Word for word, print each line of the listing below; pictures stay out.

Collected data entries:
* Begin *

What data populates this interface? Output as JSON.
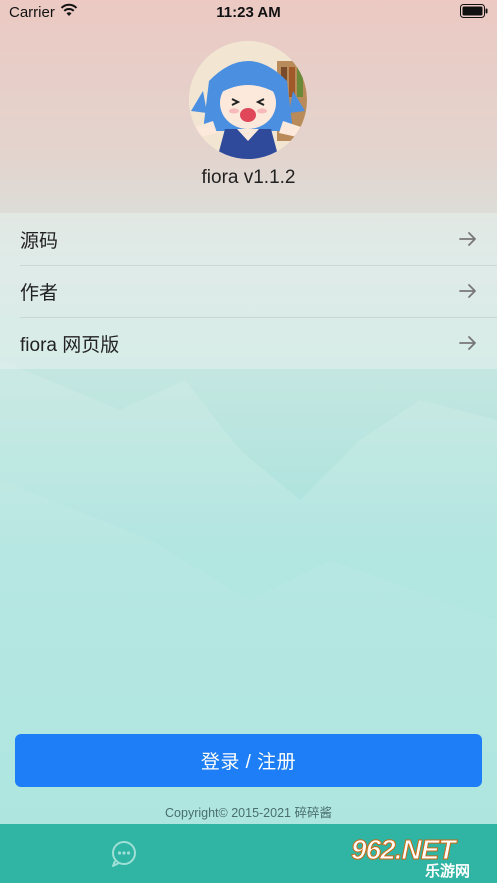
{
  "status_bar": {
    "carrier": "Carrier",
    "time": "11:23 AM"
  },
  "profile": {
    "avatar_icon": "anime-girl-avatar",
    "version": "fiora v1.1.2"
  },
  "menu": {
    "items": [
      {
        "label": "源码"
      },
      {
        "label": "作者"
      },
      {
        "label": "fiora 网页版"
      }
    ]
  },
  "login": {
    "button_label": "登录 / 注册"
  },
  "footer": {
    "copyright": "Copyright© 2015-2021 碎碎酱"
  },
  "tab_bar": {
    "chat_icon": "chat-bubble-icon"
  },
  "watermark": {
    "logo": "962.NET",
    "subtitle": "乐游网"
  },
  "colors": {
    "accent": "#1e7ef7",
    "tab_bar": "#30b4a4"
  }
}
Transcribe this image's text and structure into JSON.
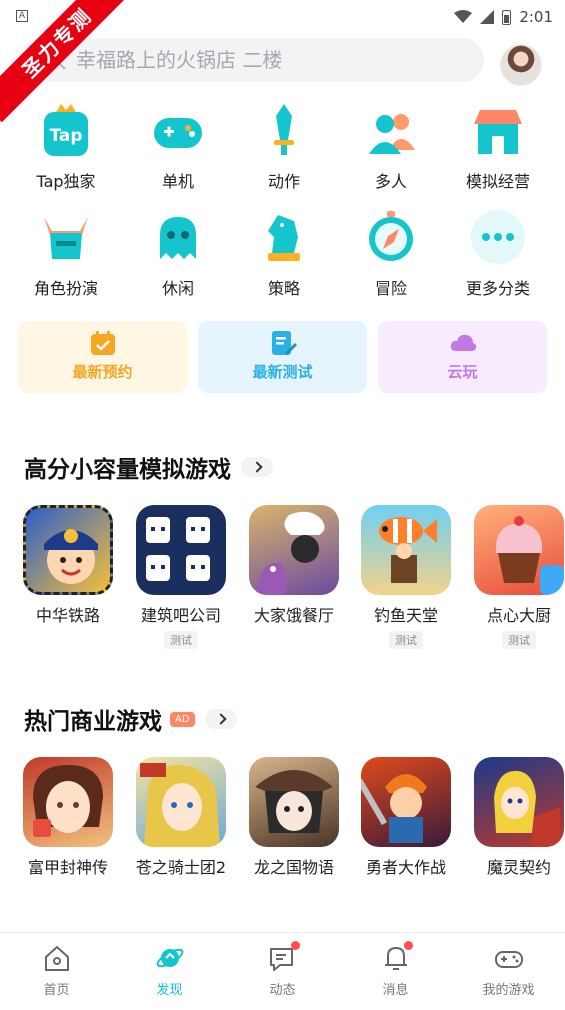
{
  "status_bar": {
    "time": "2:01",
    "notif_icon": "A"
  },
  "ribbon": {
    "text": "圣力专测"
  },
  "search": {
    "placeholder": "幸福路上的火锅店 二楼"
  },
  "categories": [
    {
      "label": "Tap独家",
      "icon": "tap-logo-icon"
    },
    {
      "label": "单机",
      "icon": "gamepad-icon"
    },
    {
      "label": "动作",
      "icon": "sword-icon"
    },
    {
      "label": "多人",
      "icon": "people-icon"
    },
    {
      "label": "模拟经营",
      "icon": "shop-icon"
    },
    {
      "label": "角色扮演",
      "icon": "helmet-icon"
    },
    {
      "label": "休闲",
      "icon": "ghost-icon"
    },
    {
      "label": "策略",
      "icon": "chess-knight-icon"
    },
    {
      "label": "冒险",
      "icon": "compass-icon"
    },
    {
      "label": "更多分类",
      "icon": "more-dots-icon"
    }
  ],
  "tap_logo_text": "Tap",
  "quick_entries": [
    {
      "label": "最新预约",
      "color": "#f5a623",
      "bg": "#fff6e3"
    },
    {
      "label": "最新测试",
      "color": "#2bb0e6",
      "bg": "#e6f5fd"
    },
    {
      "label": "云玩",
      "color": "#c07ae6",
      "bg": "#f7ecfd"
    }
  ],
  "section1": {
    "title": "高分小容量模拟游戏",
    "games": [
      {
        "name": "中华铁路",
        "tag": ""
      },
      {
        "name": "建筑吧公司",
        "tag": "测试"
      },
      {
        "name": "大家饿餐厅",
        "tag": ""
      },
      {
        "name": "钓鱼天堂",
        "tag": "测试"
      },
      {
        "name": "点心大厨",
        "tag": "测试"
      }
    ]
  },
  "section2": {
    "title": "热门商业游戏",
    "ad": "AD",
    "games": [
      {
        "name": "富甲封神传"
      },
      {
        "name": "苍之骑士团2"
      },
      {
        "name": "龙之国物语"
      },
      {
        "name": "勇者大作战"
      },
      {
        "name": "魔灵契约"
      }
    ]
  },
  "tabs": [
    {
      "label": "首页",
      "icon": "home-icon",
      "active": false,
      "dot": false
    },
    {
      "label": "发现",
      "icon": "discover-planet-icon",
      "active": true,
      "dot": false
    },
    {
      "label": "动态",
      "icon": "feed-icon",
      "active": false,
      "dot": true
    },
    {
      "label": "消息",
      "icon": "bell-icon",
      "active": false,
      "dot": true
    },
    {
      "label": "我的游戏",
      "icon": "my-games-gamepad-icon",
      "active": false,
      "dot": false
    }
  ],
  "colors": {
    "accent": "#15c5ce",
    "badge_red": "#ff4d4f",
    "ribbon_red": "#e60012"
  }
}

* End *

### Solution:
What data populates this interface? Output as JSON.
{
  "status_bar": {
    "carrier": "Carrier",
    "time": "11:23 AM"
  },
  "profile": {
    "avatar_icon": "anime-girl-avatar",
    "version": "fiora v1.1.2"
  },
  "menu": {
    "items": [
      {
        "label": "源码"
      },
      {
        "label": "作者"
      },
      {
        "label": "fiora 网页版"
      }
    ]
  },
  "login": {
    "button_label": "登录 / 注册"
  },
  "footer": {
    "copyright": "Copyright© 2015-2021 碎碎酱"
  },
  "tab_bar": {
    "chat_icon": "chat-bubble-icon"
  },
  "watermark": {
    "logo": "962.NET",
    "subtitle": "乐游网"
  },
  "colors": {
    "accent": "#1e7ef7",
    "tab_bar": "#30b4a4"
  }
}
Transcribe this image's text and structure into JSON.
{
  "status_bar": {
    "time": "2:01",
    "notif_icon": "A"
  },
  "ribbon": {
    "text": "圣力专测"
  },
  "search": {
    "placeholder": "幸福路上的火锅店 二楼"
  },
  "categories": [
    {
      "label": "Tap独家",
      "icon": "tap-logo-icon"
    },
    {
      "label": "单机",
      "icon": "gamepad-icon"
    },
    {
      "label": "动作",
      "icon": "sword-icon"
    },
    {
      "label": "多人",
      "icon": "people-icon"
    },
    {
      "label": "模拟经营",
      "icon": "shop-icon"
    },
    {
      "label": "角色扮演",
      "icon": "helmet-icon"
    },
    {
      "label": "休闲",
      "icon": "ghost-icon"
    },
    {
      "label": "策略",
      "icon": "chess-knight-icon"
    },
    {
      "label": "冒险",
      "icon": "compass-icon"
    },
    {
      "label": "更多分类",
      "icon": "more-dots-icon"
    }
  ],
  "tap_logo_text": "Tap",
  "quick_entries": [
    {
      "label": "最新预约",
      "color": "#f5a623",
      "bg": "#fff6e3"
    },
    {
      "label": "最新测试",
      "color": "#2bb0e6",
      "bg": "#e6f5fd"
    },
    {
      "label": "云玩",
      "color": "#c07ae6",
      "bg": "#f7ecfd"
    }
  ],
  "section1": {
    "title": "高分小容量模拟游戏",
    "games": [
      {
        "name": "中华铁路",
        "tag": ""
      },
      {
        "name": "建筑吧公司",
        "tag": "测试"
      },
      {
        "name": "大家饿餐厅",
        "tag": ""
      },
      {
        "name": "钓鱼天堂",
        "tag": "测试"
      },
      {
        "name": "点心大厨",
        "tag": "测试"
      }
    ]
  },
  "section2": {
    "title": "热门商业游戏",
    "ad": "AD",
    "games": [
      {
        "name": "富甲封神传"
      },
      {
        "name": "苍之骑士团2"
      },
      {
        "name": "龙之国物语"
      },
      {
        "name": "勇者大作战"
      },
      {
        "name": "魔灵契约"
      }
    ]
  },
  "tabs": [
    {
      "label": "首页",
      "icon": "home-icon",
      "active": false,
      "dot": false
    },
    {
      "label": "发现",
      "icon": "discover-planet-icon",
      "active": true,
      "dot": false
    },
    {
      "label": "动态",
      "icon": "feed-icon",
      "active": false,
      "dot": true
    },
    {
      "label": "消息",
      "icon": "bell-icon",
      "active": false,
      "dot": true
    },
    {
      "label": "我的游戏",
      "icon": "my-games-gamepad-icon",
      "active": false,
      "dot": false
    }
  ],
  "colors": {
    "accent": "#15c5ce",
    "badge_red": "#ff4d4f",
    "ribbon_red": "#e60012"
  }
}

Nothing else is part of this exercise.